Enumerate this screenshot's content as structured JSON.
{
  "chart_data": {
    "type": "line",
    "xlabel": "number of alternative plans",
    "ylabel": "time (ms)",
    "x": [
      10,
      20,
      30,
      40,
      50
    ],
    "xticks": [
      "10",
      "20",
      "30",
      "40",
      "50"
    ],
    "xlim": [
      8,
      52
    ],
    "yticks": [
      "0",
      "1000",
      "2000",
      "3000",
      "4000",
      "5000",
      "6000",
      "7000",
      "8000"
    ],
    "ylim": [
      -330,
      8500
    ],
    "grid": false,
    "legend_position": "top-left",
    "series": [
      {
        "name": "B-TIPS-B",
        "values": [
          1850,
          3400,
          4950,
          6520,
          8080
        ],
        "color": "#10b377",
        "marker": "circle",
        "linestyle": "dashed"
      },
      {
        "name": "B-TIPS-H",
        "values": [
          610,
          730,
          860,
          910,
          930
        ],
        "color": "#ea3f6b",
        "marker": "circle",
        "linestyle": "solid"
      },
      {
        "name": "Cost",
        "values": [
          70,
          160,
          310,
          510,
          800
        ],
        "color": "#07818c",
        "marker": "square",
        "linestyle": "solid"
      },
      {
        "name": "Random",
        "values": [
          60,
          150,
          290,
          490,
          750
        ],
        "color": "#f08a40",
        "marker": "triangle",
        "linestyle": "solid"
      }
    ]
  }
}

-=-=-=-=-

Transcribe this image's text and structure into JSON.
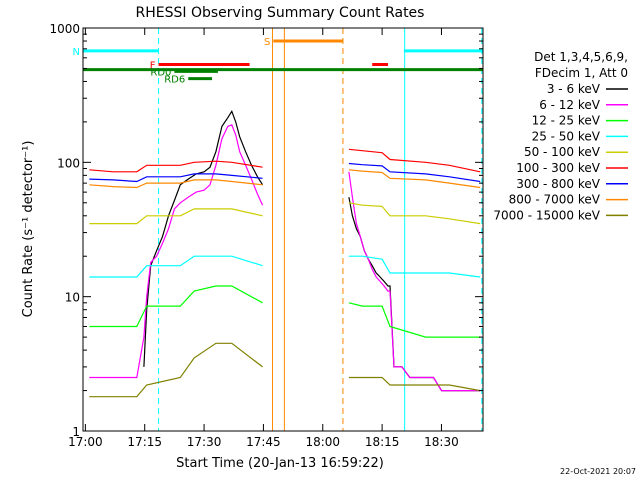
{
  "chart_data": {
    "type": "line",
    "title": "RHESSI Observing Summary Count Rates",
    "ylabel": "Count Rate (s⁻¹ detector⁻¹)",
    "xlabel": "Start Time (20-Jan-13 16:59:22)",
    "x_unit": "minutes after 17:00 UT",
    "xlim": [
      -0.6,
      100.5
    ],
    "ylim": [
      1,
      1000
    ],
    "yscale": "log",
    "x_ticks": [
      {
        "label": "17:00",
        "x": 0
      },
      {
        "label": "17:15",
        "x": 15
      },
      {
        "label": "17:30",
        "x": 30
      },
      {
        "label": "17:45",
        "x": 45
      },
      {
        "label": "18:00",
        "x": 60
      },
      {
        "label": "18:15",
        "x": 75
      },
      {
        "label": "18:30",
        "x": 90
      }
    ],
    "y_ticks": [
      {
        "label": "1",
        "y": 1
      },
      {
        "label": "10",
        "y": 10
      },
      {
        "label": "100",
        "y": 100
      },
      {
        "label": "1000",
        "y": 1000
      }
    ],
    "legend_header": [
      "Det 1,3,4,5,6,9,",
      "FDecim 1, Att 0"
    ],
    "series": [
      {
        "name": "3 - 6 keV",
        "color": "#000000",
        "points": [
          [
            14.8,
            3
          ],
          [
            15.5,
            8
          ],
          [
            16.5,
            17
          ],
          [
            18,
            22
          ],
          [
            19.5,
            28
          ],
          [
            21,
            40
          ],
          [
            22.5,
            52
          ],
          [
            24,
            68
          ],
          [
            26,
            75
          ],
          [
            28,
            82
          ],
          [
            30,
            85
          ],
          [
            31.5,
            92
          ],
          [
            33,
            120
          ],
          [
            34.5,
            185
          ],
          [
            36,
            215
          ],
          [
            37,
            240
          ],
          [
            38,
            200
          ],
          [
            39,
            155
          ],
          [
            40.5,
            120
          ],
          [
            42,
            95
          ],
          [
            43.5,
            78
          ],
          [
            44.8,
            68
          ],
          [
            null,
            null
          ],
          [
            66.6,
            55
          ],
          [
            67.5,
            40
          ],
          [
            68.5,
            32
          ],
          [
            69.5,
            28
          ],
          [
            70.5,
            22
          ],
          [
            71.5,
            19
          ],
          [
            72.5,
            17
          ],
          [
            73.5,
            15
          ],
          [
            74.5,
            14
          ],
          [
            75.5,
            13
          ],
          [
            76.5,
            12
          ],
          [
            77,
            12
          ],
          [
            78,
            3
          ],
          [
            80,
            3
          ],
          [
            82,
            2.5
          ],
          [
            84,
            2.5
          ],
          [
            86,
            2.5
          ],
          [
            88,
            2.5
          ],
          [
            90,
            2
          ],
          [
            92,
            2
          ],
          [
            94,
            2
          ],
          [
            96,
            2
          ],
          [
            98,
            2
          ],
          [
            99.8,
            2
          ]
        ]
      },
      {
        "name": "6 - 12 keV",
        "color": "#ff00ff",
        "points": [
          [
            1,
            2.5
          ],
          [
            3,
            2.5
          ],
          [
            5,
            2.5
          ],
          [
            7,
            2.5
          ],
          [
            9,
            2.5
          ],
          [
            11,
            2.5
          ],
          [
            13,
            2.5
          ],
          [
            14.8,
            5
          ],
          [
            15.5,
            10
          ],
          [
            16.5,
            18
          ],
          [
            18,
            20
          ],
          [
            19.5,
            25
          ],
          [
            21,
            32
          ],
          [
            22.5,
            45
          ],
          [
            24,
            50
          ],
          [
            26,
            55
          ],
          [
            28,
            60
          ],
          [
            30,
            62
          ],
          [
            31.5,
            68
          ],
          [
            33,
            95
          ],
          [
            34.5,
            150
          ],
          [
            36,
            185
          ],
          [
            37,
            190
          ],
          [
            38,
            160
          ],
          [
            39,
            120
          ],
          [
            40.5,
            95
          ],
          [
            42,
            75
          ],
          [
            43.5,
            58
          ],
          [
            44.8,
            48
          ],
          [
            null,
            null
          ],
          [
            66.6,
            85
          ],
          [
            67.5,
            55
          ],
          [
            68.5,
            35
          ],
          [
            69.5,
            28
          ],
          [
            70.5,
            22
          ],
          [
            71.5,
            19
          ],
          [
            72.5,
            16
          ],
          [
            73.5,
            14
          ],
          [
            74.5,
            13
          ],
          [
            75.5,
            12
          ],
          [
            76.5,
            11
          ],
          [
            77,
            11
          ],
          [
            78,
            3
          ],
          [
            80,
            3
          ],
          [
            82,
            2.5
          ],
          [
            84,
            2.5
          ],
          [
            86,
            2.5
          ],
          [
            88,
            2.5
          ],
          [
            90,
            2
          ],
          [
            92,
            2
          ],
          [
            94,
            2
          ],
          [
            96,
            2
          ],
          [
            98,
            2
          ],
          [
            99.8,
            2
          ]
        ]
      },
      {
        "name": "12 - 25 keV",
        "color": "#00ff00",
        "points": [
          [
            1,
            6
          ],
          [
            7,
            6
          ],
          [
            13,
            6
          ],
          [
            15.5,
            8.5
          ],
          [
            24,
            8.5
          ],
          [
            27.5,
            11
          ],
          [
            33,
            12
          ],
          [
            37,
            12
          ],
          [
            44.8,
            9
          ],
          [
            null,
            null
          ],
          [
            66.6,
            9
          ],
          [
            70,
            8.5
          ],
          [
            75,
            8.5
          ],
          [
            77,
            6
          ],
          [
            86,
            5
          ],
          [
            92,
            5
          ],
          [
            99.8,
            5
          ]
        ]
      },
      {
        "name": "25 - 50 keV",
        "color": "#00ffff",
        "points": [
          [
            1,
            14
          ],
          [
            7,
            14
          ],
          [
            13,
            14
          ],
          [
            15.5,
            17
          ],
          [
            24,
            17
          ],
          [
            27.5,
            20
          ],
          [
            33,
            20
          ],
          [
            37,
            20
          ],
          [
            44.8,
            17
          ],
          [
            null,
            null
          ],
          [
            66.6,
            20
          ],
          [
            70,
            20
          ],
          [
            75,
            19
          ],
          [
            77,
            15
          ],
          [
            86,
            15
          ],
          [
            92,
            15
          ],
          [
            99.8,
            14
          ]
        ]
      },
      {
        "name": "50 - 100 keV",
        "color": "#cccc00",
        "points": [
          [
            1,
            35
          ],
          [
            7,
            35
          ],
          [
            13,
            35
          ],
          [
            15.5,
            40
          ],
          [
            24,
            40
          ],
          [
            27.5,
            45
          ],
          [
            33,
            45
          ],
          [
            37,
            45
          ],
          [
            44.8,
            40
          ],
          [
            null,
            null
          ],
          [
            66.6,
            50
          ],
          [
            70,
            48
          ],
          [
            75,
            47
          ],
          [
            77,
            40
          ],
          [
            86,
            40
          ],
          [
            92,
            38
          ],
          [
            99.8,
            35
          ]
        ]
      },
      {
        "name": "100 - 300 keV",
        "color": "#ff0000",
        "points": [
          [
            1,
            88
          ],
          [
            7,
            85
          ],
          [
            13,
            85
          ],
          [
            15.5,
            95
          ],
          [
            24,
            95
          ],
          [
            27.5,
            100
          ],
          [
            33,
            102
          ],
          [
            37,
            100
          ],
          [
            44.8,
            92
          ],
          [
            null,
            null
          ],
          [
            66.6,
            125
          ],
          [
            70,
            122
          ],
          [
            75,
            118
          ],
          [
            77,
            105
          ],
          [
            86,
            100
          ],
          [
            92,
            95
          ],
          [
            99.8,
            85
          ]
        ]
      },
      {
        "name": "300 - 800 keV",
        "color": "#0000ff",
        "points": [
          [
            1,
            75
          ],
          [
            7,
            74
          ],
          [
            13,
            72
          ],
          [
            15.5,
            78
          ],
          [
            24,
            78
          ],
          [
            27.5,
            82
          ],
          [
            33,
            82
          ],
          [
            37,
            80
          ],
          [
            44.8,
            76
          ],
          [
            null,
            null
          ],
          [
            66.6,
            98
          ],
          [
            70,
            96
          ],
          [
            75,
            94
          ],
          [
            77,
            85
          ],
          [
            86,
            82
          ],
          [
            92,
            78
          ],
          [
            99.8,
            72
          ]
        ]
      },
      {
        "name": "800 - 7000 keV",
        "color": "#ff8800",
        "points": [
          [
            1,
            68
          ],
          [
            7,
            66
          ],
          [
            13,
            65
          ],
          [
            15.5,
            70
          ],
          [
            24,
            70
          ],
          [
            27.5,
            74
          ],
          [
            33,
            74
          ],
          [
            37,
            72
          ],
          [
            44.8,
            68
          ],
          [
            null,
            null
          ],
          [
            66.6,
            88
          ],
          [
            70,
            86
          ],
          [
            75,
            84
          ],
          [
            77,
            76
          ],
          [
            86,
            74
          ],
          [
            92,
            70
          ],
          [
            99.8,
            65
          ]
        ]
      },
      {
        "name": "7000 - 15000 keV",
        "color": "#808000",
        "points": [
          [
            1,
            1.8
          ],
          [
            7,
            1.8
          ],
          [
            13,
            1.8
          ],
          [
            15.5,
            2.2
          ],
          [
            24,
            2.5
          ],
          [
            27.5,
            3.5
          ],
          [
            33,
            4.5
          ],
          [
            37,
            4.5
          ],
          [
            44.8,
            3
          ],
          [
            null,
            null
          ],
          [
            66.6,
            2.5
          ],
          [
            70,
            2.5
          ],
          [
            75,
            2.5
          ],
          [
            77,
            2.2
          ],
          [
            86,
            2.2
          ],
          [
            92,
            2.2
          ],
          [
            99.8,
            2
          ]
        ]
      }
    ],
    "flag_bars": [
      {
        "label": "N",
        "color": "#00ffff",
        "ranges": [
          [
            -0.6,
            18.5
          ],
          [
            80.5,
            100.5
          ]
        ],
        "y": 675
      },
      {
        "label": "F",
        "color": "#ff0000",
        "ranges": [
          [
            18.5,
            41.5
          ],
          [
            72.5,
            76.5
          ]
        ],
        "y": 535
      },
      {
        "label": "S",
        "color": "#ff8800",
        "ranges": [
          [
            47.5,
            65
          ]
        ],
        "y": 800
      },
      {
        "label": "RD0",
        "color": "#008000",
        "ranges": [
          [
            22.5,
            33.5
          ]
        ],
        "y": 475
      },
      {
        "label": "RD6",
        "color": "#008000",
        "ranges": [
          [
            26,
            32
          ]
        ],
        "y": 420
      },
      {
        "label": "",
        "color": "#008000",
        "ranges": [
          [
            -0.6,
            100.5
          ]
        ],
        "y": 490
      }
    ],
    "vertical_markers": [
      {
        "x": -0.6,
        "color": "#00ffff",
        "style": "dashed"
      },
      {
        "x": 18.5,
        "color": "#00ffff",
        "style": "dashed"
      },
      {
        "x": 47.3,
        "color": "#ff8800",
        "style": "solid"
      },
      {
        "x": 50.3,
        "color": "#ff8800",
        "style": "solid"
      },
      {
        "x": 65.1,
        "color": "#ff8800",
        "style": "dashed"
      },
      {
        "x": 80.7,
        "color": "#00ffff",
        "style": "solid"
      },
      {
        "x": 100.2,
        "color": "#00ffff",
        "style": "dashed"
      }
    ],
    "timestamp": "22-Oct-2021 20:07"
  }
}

-=-=-=-=-

**Problem to solve**: Give the count of lines containing "JSON", with no added text.

**Output**: 2